▶ **SOURCE TEXT**:
>>>>>
Hmmm... the notion of Pareto optimality is driving political tactics (about what voting method to back)? I know what it means, and it seems strange to me. This suggests that a specialized economic term was used as a motivation for a tactical political decision.
CES was originally a research-based organization, but recently shifted to advocating Approval Voting and trying to get it implemented. (I think they should rename as the Center for Approval Voting.)
Their forum and Google Group for discussion of voting systems were good resources, but are now being shut down
Funny enough, Washington wasn't a fan of parties. The argument against them is that they encourage lazy voting. Sure, there are advantages in that a party will help summarize a list of policies, but the disadvantage is tribalism. I think in modern day we don't have the same need for policy hinting (what parties give) because every major politician lists all their policies and positions on their campaign websites. 50 years ago this would be a logistical nightmare.
<<<<<
▶ **EXCERPTED DATA**:
>>>>>
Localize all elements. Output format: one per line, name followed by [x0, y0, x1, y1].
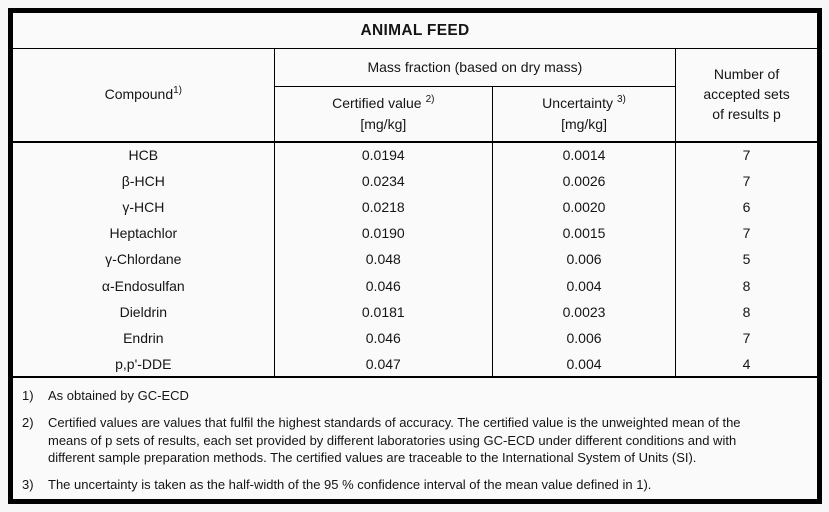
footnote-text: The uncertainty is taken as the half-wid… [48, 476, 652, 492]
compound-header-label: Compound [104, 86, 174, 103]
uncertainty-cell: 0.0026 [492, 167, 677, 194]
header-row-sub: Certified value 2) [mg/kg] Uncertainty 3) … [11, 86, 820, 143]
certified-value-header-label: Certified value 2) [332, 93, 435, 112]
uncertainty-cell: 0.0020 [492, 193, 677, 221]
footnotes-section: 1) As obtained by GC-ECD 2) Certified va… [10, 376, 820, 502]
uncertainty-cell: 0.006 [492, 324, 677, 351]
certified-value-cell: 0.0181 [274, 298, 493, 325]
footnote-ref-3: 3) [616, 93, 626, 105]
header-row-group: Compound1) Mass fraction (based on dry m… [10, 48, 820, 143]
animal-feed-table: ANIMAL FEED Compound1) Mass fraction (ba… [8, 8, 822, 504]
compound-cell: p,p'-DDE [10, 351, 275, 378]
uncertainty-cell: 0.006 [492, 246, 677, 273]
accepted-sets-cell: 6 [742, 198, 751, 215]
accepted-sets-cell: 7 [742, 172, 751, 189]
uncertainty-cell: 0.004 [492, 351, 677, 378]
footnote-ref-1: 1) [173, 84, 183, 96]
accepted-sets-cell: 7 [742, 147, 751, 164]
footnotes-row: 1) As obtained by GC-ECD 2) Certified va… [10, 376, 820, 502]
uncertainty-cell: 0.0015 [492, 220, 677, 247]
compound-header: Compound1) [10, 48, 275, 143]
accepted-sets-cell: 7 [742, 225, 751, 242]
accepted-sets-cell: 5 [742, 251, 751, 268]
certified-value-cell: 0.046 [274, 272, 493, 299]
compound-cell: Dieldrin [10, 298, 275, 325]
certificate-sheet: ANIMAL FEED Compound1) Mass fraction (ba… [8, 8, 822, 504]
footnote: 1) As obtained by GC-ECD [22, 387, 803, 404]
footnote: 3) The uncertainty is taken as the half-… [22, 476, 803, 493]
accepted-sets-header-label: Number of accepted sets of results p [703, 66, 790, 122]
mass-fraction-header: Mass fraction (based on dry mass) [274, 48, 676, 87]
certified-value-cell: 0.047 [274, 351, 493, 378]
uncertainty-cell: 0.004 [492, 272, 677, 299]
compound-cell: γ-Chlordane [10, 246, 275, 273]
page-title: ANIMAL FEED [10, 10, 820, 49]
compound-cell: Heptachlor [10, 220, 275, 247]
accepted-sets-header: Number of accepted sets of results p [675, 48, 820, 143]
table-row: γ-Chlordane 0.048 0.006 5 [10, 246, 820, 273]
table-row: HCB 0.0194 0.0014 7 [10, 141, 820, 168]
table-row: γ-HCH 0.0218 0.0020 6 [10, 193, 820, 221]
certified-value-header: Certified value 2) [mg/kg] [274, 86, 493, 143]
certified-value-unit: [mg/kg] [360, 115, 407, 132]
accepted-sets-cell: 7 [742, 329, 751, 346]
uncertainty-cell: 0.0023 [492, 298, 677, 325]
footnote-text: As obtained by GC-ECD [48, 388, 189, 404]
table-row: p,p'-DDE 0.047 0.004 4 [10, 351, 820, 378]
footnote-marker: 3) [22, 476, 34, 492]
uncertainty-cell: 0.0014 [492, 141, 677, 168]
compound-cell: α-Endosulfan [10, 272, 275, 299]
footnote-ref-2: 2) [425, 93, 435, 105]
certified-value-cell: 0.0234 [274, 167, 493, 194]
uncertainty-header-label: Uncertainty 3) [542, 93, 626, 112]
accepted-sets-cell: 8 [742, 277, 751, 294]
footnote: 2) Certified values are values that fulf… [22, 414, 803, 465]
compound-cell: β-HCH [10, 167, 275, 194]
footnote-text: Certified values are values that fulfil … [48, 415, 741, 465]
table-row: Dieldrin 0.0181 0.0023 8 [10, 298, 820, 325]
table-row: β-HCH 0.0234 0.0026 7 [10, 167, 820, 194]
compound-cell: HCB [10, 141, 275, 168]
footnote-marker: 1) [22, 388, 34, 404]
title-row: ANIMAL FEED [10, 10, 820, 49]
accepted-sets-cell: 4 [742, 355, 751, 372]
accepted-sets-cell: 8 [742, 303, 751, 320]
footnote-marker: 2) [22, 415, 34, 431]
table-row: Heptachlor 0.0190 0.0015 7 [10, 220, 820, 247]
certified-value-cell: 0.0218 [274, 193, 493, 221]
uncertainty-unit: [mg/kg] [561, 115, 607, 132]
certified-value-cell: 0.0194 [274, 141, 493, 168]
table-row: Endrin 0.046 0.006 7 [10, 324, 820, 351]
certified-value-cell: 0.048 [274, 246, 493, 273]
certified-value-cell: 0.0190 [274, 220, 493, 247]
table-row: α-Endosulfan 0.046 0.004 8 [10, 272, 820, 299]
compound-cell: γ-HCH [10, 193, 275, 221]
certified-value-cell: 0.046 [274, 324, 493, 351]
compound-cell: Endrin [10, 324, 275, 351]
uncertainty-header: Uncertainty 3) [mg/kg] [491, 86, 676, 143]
<<<<<
▶ **PROBLEMS**:
1 - Answer these questions from the voting discussion, one per line:
(a) Which voting method has CES recently shifted to advocating?
(b) What two resources for discussing voting systems are being shut down?
(c) Who, according to the voting discussion, wasn't a fan of parties?
2 - In the records, rename "uncertainty-cell" to "uncertainty-value" and write out only the affected section, leaving everything else unchanged. Begin at the line that has "footnote-text: The uncertainty" and stop after the line that has "certificate-sheet: ANIMAL FEED".
The voting discussion and the records are separate, unrelated material.

▶ **EXPECTED ANSWERS**:
1 -
(a) Approval Voting
(b) Their forum and their Google Group
(c) Washington

2 -
footnote-text: The uncertainty is taken as the half-wid… [48, 476, 652, 492]
compound-header-label: Compound [104, 86, 174, 103]
uncertainty-value: 0.0026 [492, 167, 677, 194]
header-row-sub: Certified value 2) [mg/kg] Uncertainty 3) … [11, 86, 820, 143]
certified-value-header-label: Certified value 2) [332, 93, 435, 112]
uncertainty-value: 0.0020 [492, 193, 677, 221]
footnotes-section: 1) As obtained by GC-ECD 2) Certified va… [10, 376, 820, 502]
uncertainty-value: 0.006 [492, 324, 677, 351]
certified-value-cell: 0.0181 [274, 298, 493, 325]
footnote-ref-3: 3) [616, 93, 626, 105]
header-row-group: Compound1) Mass fraction (based on dry m… [10, 48, 820, 143]
animal-feed-table: ANIMAL FEED Compound1) Mass fraction (ba… [8, 8, 822, 504]
compound-cell: p,p'-DDE [10, 351, 275, 378]
uncertainty-value: 0.006 [492, 246, 677, 273]
accepted-sets-cell: 6 [742, 198, 751, 215]
accepted-sets-cell: 7 [742, 172, 751, 189]
uncertainty-value: 0.004 [492, 351, 677, 378]
footnote-ref-1: 1) [173, 84, 183, 96]
accepted-sets-cell: 7 [742, 147, 751, 164]
footnotes-row: 1) As obtained by GC-ECD 2) Certified va… [10, 376, 820, 502]
uncertainty-value: 0.0015 [492, 220, 677, 247]
compound-header: Compound1) [10, 48, 275, 143]
accepted-sets-cell: 7 [742, 225, 751, 242]
accepted-sets-cell: 5 [742, 251, 751, 268]
certified-value-cell: 0.046 [274, 272, 493, 299]
compound-cell: Dieldrin [10, 298, 275, 325]
certificate-sheet: ANIMAL FEED Compound1) Mass fraction (ba… [8, 8, 822, 504]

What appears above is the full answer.